##### Data for processing #####

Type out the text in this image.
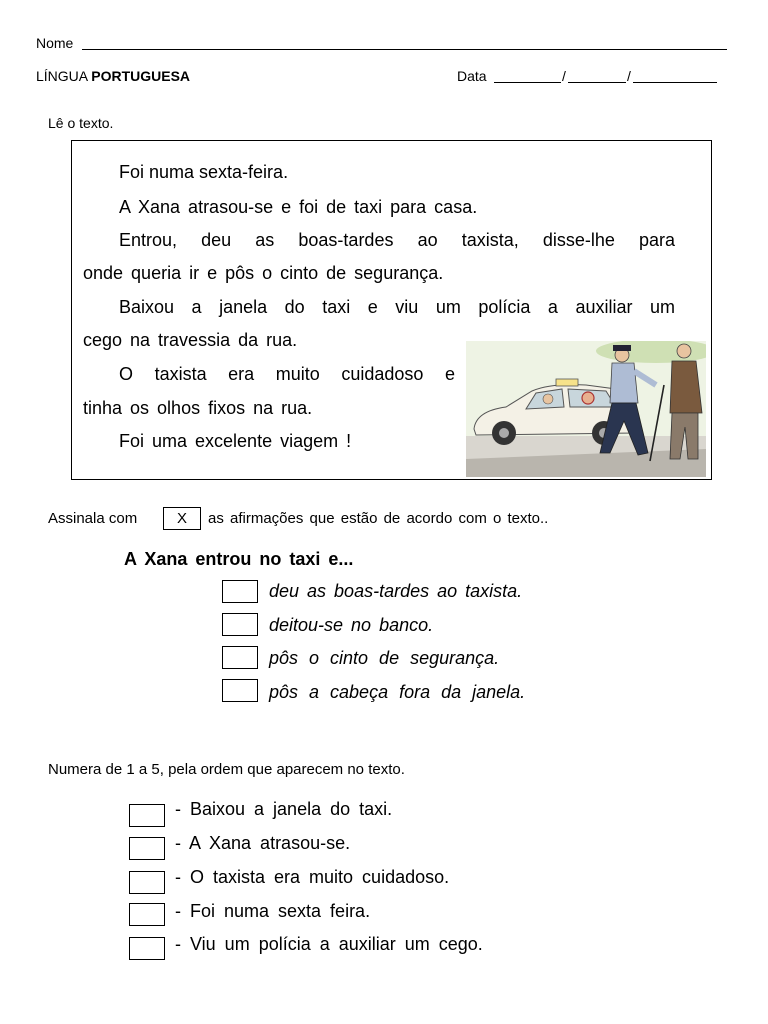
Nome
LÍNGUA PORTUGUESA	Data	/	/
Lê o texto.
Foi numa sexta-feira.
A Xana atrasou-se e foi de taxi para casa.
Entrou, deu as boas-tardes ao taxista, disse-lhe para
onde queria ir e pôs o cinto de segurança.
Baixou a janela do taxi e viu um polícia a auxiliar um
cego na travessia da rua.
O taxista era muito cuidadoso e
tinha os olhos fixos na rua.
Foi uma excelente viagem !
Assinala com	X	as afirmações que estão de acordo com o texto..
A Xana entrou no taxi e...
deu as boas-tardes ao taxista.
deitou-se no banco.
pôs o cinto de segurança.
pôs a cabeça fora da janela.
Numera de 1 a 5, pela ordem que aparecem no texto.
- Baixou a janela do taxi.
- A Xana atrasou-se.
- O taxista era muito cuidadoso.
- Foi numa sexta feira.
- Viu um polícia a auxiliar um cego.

#####

Reproduce all of the material above word for word. Omit the pictures.

• Exercise response
Type out the text in this image.
Nome
LÍNGUA PORTUGUESA	Data	/	/
Lê o texto.
Foi numa sexta-feira.
A Xana atrasou-se e foi de taxi para casa.
Entrou, deu as boas-tardes ao taxista, disse-lhe para
onde queria ir e pôs o cinto de segurança.
Baixou a janela do taxi e viu um polícia a auxiliar um
cego na travessia da rua.
O taxista era muito cuidadoso e
tinha os olhos fixos na rua.
Foi uma excelente viagem !
Assinala com	X	as afirmações que estão de acordo com o texto..
A Xana entrou no taxi e...
deu as boas-tardes ao taxista.
deitou-se no banco.
pôs o cinto de segurança.
pôs a cabeça fora da janela.
Numera de 1 a 5, pela ordem que aparecem no texto.
- Baixou a janela do taxi.
- A Xana atrasou-se.
- O taxista era muito cuidadoso.
- Foi numa sexta feira.
- Viu um polícia a auxiliar um cego.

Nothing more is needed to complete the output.